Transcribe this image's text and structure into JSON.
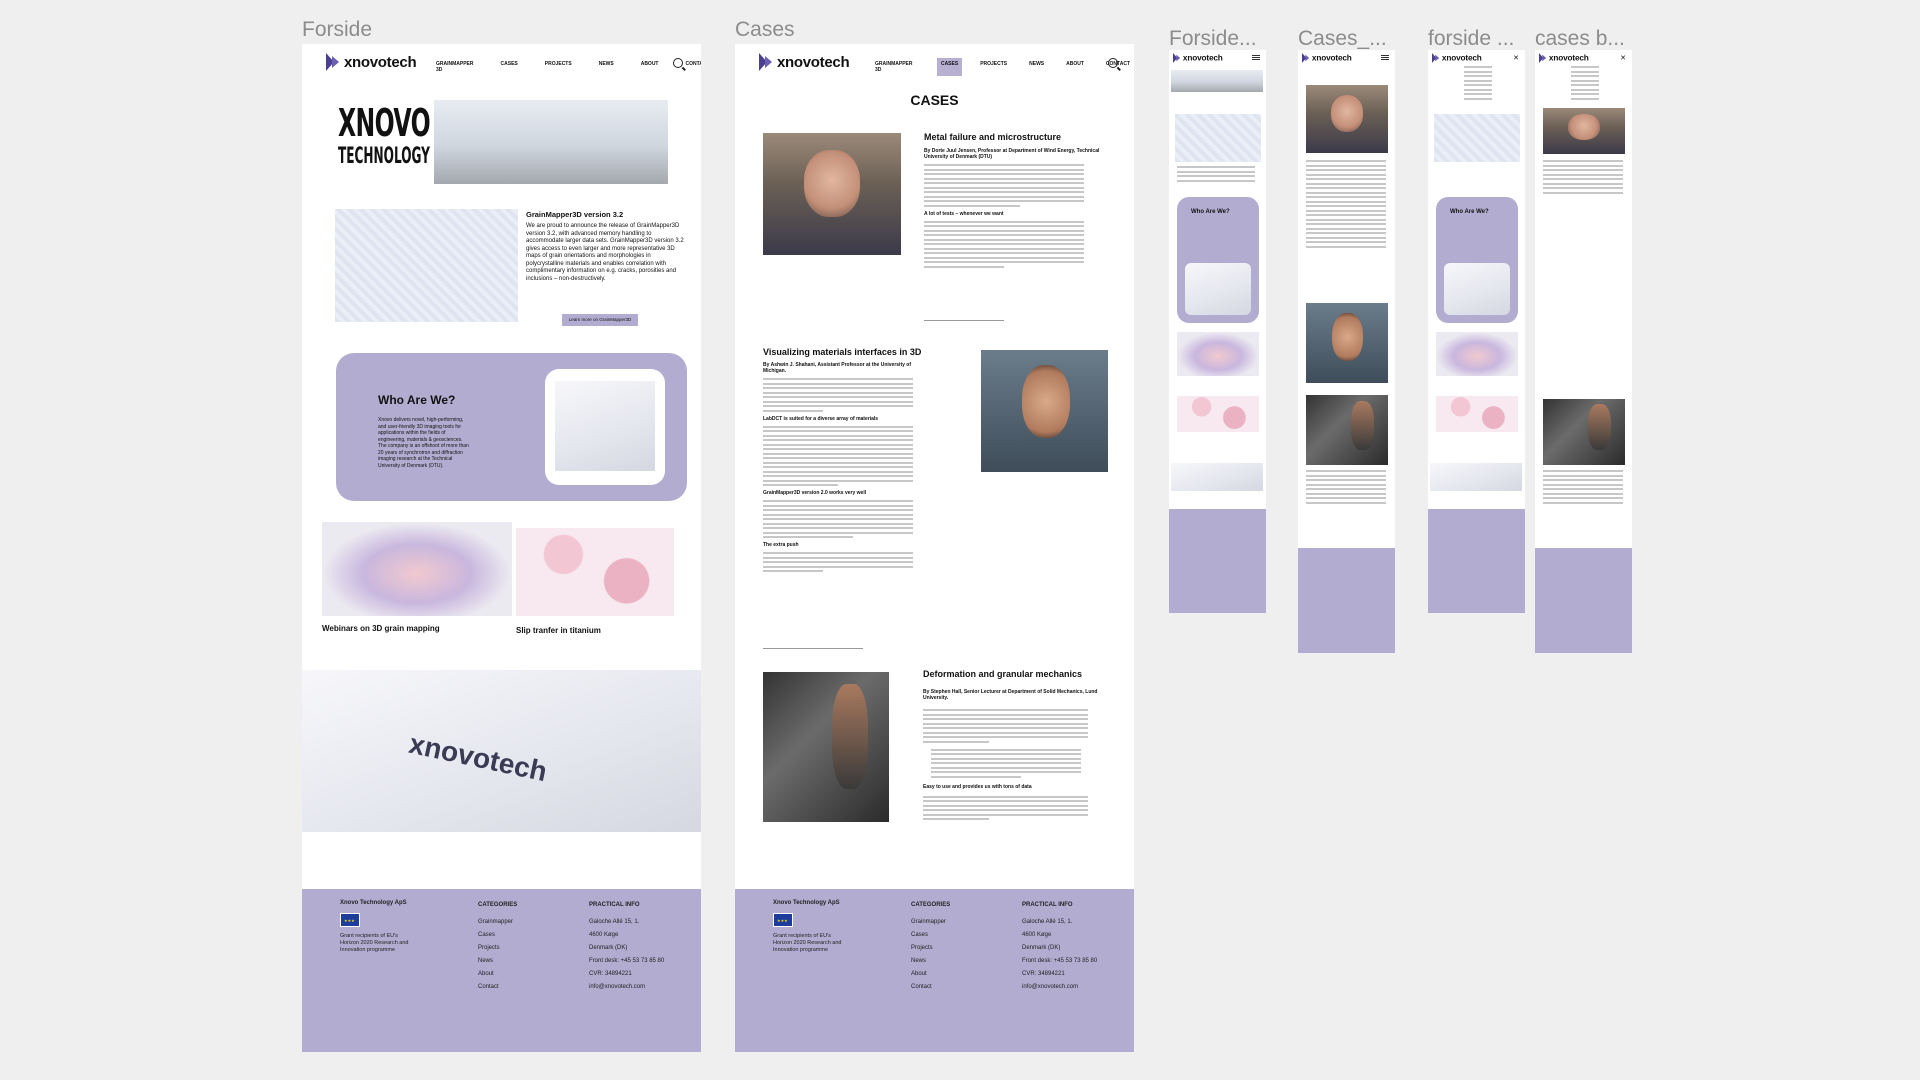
{
  "frames": {
    "forside": "Forside",
    "cases": "Cases",
    "m1": "Forside...",
    "m2": "Cases_...",
    "m3": "forside ...",
    "m4": "cases b..."
  },
  "brand": {
    "logo": "xnovotech",
    "accent": "#b3acd1"
  },
  "nav": {
    "items": [
      "GRAINMAPPER 3D",
      "CASES",
      "PROJECTS",
      "NEWS",
      "ABOUT",
      "CONTACT"
    ]
  },
  "forside": {
    "hero_word1": "XNOVO",
    "hero_word2": "TECHNOLOGY",
    "gm_title": "GrainMapper3D version 3.2",
    "gm_body": "We are proud to announce the release of GrainMapper3D version 3.2, with advanced memory handling to accommodate larger data sets. GrainMapper3D version 3.2 gives access to even larger and more representative 3D maps of grain orientations and morphologies in polycrystalline materials and enables correlation with complimentary information on e.g. cracks, porosities and inclusions – non-destructively.",
    "gm_button": "Learn more on GrainMapper3D",
    "who_title": "Who Are We?",
    "who_body": "Xnovo delivers novel, high-performing, and user-friendly 3D imaging tools for applications within the fields of engineering, materials & geosciences. The company is an offshoot of more than 20 years of synchrotron and diffraction imaging research at the Technical University of Denmark (DTU).",
    "card1": "Webinars on 3D grain mapping",
    "card2": "Slip tranfer in titanium"
  },
  "cases": {
    "page_title": "CASES",
    "c1_title": "Metal failure and microstructure",
    "c1_author": "By Dorte Juul Jensen, Professor at Department of Wind Energy, Technical University of Denmark (DTU)",
    "c1_sub": "A lot of tests – whenever we want",
    "c2_title": "Visualizing materials interfaces in 3D",
    "c2_author": "By Ashwin J. Shahani, Assistant Professor at the University of Michigan.",
    "c2_sub1": "LabDCT is suited for a diverse array of materials",
    "c2_sub2": "GrainMapper3D version 2.0 works very well",
    "c2_sub3": "The extra push",
    "c3_title": "Deformation and granular mechanics",
    "c3_author": "By Stephen Hall, Senior Lecturer at Department of Solid Mechanics, Lund University.",
    "c3_sub": "Easy to use and provides us with tons of data"
  },
  "footer": {
    "company": "Xnovo Technology ApS",
    "grant": "Grant recipients of EU's Horizon 2020 Research and Innovation programme",
    "categories_title": "CATEGORIES",
    "categories": [
      "Grainmapper",
      "Cases",
      "Projects",
      "News",
      "About",
      "Contact"
    ],
    "info_title": "PRACTICAL INFO",
    "info": [
      "Galoche Allé 15, 1.",
      "4600 Køge",
      "Denmark (DK)",
      "Front desk: +45 53 73 85 80",
      "CVR: 34894221",
      "info@xnovotech.com"
    ]
  },
  "mobile": {
    "who_title": "Who Are We?"
  }
}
----
What is expected »
Using the records above, list each line that includes "data".

The result »
    "gm_body": "We are proud to announce the release of GrainMapper3D version 3.2, with advanced memory handling to accommodate larger data sets. GrainMapper3D version 3.2 gives access to even larger and more representative 3D maps of grain orientations and morphologies in polycrystalline materials and enables correlation with complimentary information on e.g. cracks, porosities and inclusions – non-destructively.",
    "c3_sub": "Easy to use and provides us with tons of data"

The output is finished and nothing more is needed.